Dataset content
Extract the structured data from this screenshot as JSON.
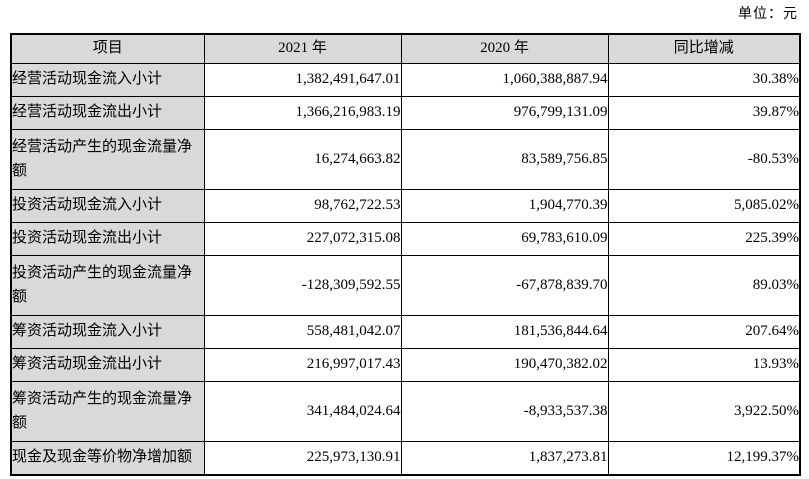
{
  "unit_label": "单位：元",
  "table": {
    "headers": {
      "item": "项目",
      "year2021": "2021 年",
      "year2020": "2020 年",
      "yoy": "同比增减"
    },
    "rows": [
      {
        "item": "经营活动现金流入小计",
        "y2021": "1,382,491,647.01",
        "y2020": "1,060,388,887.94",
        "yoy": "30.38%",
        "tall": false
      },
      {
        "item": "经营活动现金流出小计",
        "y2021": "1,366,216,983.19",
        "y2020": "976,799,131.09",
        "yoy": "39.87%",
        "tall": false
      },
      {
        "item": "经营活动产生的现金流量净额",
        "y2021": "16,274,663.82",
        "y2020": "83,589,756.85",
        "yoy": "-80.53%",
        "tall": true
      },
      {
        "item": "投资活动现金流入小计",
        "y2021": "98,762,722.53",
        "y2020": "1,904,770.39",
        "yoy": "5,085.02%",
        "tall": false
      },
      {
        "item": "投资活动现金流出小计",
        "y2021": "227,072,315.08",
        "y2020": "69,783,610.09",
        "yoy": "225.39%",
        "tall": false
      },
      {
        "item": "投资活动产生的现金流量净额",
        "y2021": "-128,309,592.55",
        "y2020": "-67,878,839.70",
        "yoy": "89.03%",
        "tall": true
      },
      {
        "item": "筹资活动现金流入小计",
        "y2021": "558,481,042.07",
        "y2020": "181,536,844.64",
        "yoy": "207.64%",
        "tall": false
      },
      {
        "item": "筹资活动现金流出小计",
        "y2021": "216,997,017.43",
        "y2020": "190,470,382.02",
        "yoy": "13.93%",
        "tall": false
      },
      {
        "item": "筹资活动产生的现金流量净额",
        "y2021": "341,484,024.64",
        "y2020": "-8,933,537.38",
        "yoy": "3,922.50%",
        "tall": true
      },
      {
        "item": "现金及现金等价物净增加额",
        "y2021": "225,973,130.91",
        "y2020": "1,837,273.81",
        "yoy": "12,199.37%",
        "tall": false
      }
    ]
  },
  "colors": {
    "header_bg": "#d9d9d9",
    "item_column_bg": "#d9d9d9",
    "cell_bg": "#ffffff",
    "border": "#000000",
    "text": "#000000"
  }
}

Direction
Retype all of the entries exactly as written, leaving out any images.

Solved exercise
Extract the structured data from this screenshot as JSON.
{
  "unit_label": "单位：元",
  "table": {
    "headers": {
      "item": "项目",
      "year2021": "2021 年",
      "year2020": "2020 年",
      "yoy": "同比增减"
    },
    "rows": [
      {
        "item": "经营活动现金流入小计",
        "y2021": "1,382,491,647.01",
        "y2020": "1,060,388,887.94",
        "yoy": "30.38%",
        "tall": false
      },
      {
        "item": "经营活动现金流出小计",
        "y2021": "1,366,216,983.19",
        "y2020": "976,799,131.09",
        "yoy": "39.87%",
        "tall": false
      },
      {
        "item": "经营活动产生的现金流量净额",
        "y2021": "16,274,663.82",
        "y2020": "83,589,756.85",
        "yoy": "-80.53%",
        "tall": true
      },
      {
        "item": "投资活动现金流入小计",
        "y2021": "98,762,722.53",
        "y2020": "1,904,770.39",
        "yoy": "5,085.02%",
        "tall": false
      },
      {
        "item": "投资活动现金流出小计",
        "y2021": "227,072,315.08",
        "y2020": "69,783,610.09",
        "yoy": "225.39%",
        "tall": false
      },
      {
        "item": "投资活动产生的现金流量净额",
        "y2021": "-128,309,592.55",
        "y2020": "-67,878,839.70",
        "yoy": "89.03%",
        "tall": true
      },
      {
        "item": "筹资活动现金流入小计",
        "y2021": "558,481,042.07",
        "y2020": "181,536,844.64",
        "yoy": "207.64%",
        "tall": false
      },
      {
        "item": "筹资活动现金流出小计",
        "y2021": "216,997,017.43",
        "y2020": "190,470,382.02",
        "yoy": "13.93%",
        "tall": false
      },
      {
        "item": "筹资活动产生的现金流量净额",
        "y2021": "341,484,024.64",
        "y2020": "-8,933,537.38",
        "yoy": "3,922.50%",
        "tall": true
      },
      {
        "item": "现金及现金等价物净增加额",
        "y2021": "225,973,130.91",
        "y2020": "1,837,273.81",
        "yoy": "12,199.37%",
        "tall": false
      }
    ]
  },
  "colors": {
    "header_bg": "#d9d9d9",
    "item_column_bg": "#d9d9d9",
    "cell_bg": "#ffffff",
    "border": "#000000",
    "text": "#000000"
  }
}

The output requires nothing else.